-- start of Records shown --
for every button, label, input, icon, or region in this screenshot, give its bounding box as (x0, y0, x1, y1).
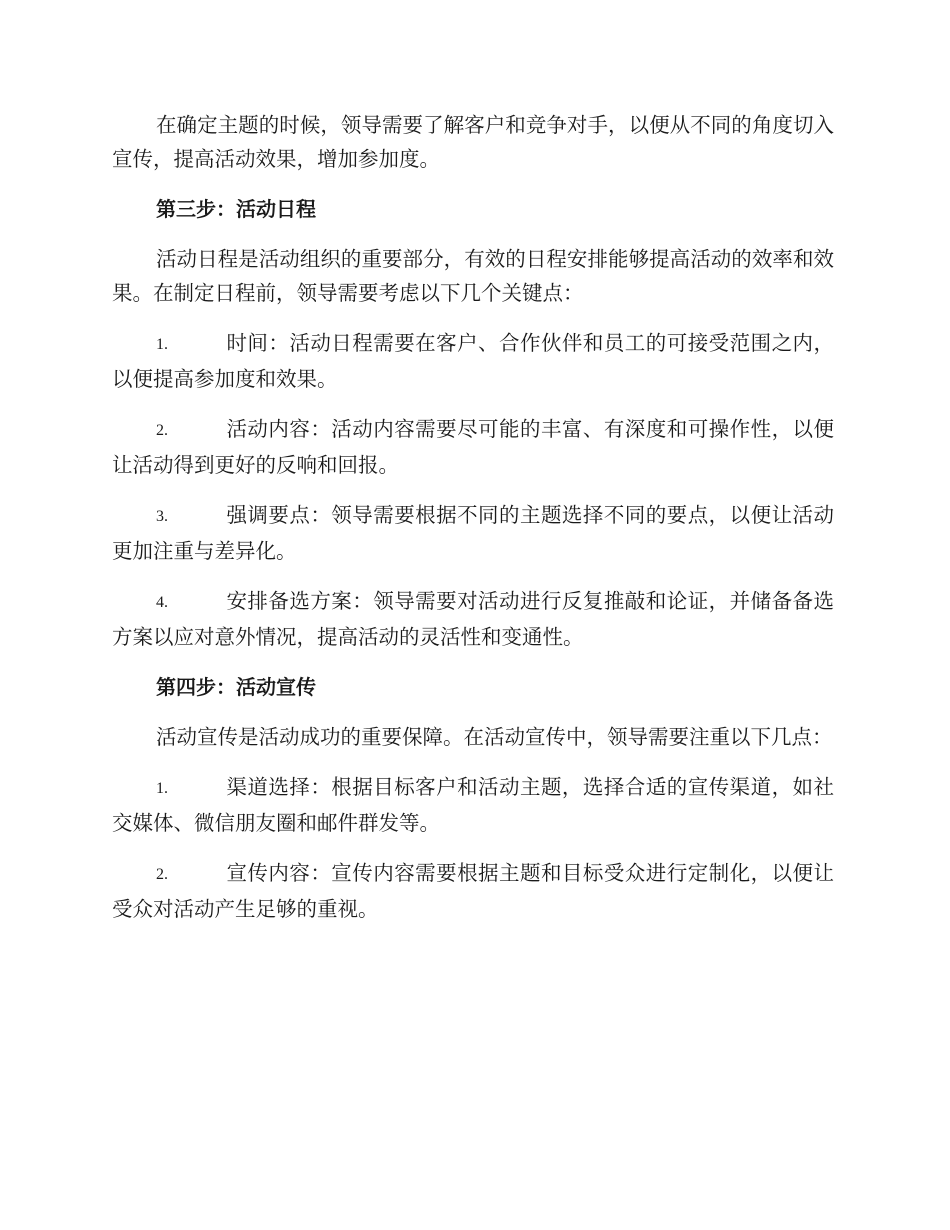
list-number: 2. (156, 866, 168, 883)
list-number: 4. (156, 594, 168, 611)
list-item (112, 498, 834, 568)
list-item (112, 770, 834, 840)
list-text: 活动内容：活动内容需要尽可能的丰富、有深度和可操作性，以便让活动得到更好的反响和回报。 (112, 417, 834, 477)
list-item (112, 584, 834, 654)
paragraph-promotion-intro: 活动宣传是活动成功的重要保障。在活动宣传中，领导需要注重以下几点： (156, 725, 833, 749)
list-number: 1. (156, 336, 168, 353)
list-item (112, 856, 834, 926)
list-item (112, 326, 834, 396)
document-page (112, 108, 834, 942)
heading-step-three: 第三步：活动日程 (156, 197, 316, 221)
list-item (112, 412, 834, 482)
list-text: 强调要点：领导需要根据不同的主题选择不同的要点，以便让活动更加注重与差异化。 (112, 503, 834, 563)
list-number: 2. (156, 422, 168, 439)
list-text: 宣传内容：宣传内容需要根据主题和目标受众进行定制化，以便让受众对活动产生足够的重视。 (112, 861, 834, 921)
list-text: 安排备选方案：领导需要对活动进行反复推敲和论证，并储备备选方案以应对意外情况，提高活动的灵活性和变通性。 (112, 589, 834, 649)
list-text: 时间：活动日程需要在客户、合作伙伴和员工的可接受范围之内，以便提高参加度和效果。 (112, 331, 834, 391)
list-number: 1. (156, 780, 168, 797)
promotion-list (112, 770, 834, 926)
list-number: 3. (156, 508, 168, 525)
schedule-list (112, 326, 834, 654)
paragraph-schedule-intro: 活动日程是活动组织的重要部分，有效的日程安排能够提高活动的效率和效果。在制定日程前，领导需要考虑以下几个关键点： (112, 247, 834, 305)
heading-step-four: 第四步：活动宣传 (156, 675, 316, 699)
paragraph-theme: 在确定主题的时候，领导需要了解客户和竞争对手，以便从不同的角度切入宣传，提高活动效果，增加参加度。 (112, 113, 834, 171)
list-text: 渠道选择：根据目标客户和活动主题，选择合适的宣传渠道，如社交媒体、微信朋友圈和邮件群发等。 (112, 775, 834, 835)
-- end of Records shown --
> [Requirements]: Please format every line of the material above as a numbered list, omitting blank lines and leaving out the picture.

> [Solved exercise]:
1. for every button, label, input, icon, or region in this screenshot, give its bounding box as (x0, y0, x1, y1).
2. list-number: 2. (156, 866, 168, 883)
3. list-number: 4. (156, 594, 168, 611)
4. list-item (112, 498, 834, 568)
5. list-item (112, 770, 834, 840)
6. list-text: 活动内容：活动内容需要尽可能的丰富、有深度和可操作性，以便让活动得到更好的反响和回报。 (112, 417, 834, 477)
7. list-item (112, 584, 834, 654)
8. paragraph-promotion-intro: 活动宣传是活动成功的重要保障。在活动宣传中，领导需要注重以下几点： (156, 725, 833, 749)
9. list-number: 1. (156, 336, 168, 353)
10. list-item (112, 856, 834, 926)
11. list-item (112, 326, 834, 396)
12. document-page (112, 108, 834, 942)
13. heading-step-three: 第三步：活动日程 (156, 197, 316, 221)
14. list-item (112, 412, 834, 482)
15. list-text: 强调要点：领导需要根据不同的主题选择不同的要点，以便让活动更加注重与差异化。 (112, 503, 834, 563)
16. list-number: 2. (156, 422, 168, 439)
17. list-text: 宣传内容：宣传内容需要根据主题和目标受众进行定制化，以便让受众对活动产生足够的重视。 (112, 861, 834, 921)
18. list-text: 安排备选方案：领导需要对活动进行反复推敲和论证，并储备备选方案以应对意外情况，提高活动的灵活性和变通性。 (112, 589, 834, 649)
19. list-text: 时间：活动日程需要在客户、合作伙伴和员工的可接受范围之内，以便提高参加度和效果。 (112, 331, 834, 391)
20. list-number: 1. (156, 780, 168, 797)
21. promotion-list (112, 770, 834, 926)
22. list-number: 3. (156, 508, 168, 525)
23. schedule-list (112, 326, 834, 654)
24. paragraph-schedule-intro: 活动日程是活动组织的重要部分，有效的日程安排能够提高活动的效率和效果。在制定日程前，领导需要考虑以下几个关键点： (112, 247, 834, 305)
25. heading-step-four: 第四步：活动宣传 (156, 675, 316, 699)
26. paragraph-theme: 在确定主题的时候，领导需要了解客户和竞争对手，以便从不同的角度切入宣传，提高活动效果，增加参加度。 (112, 113, 834, 171)
27. list-text: 渠道选择：根据目标客户和活动主题，选择合适的宣传渠道，如社交媒体、微信朋友圈和邮件群发等。 (112, 775, 834, 835)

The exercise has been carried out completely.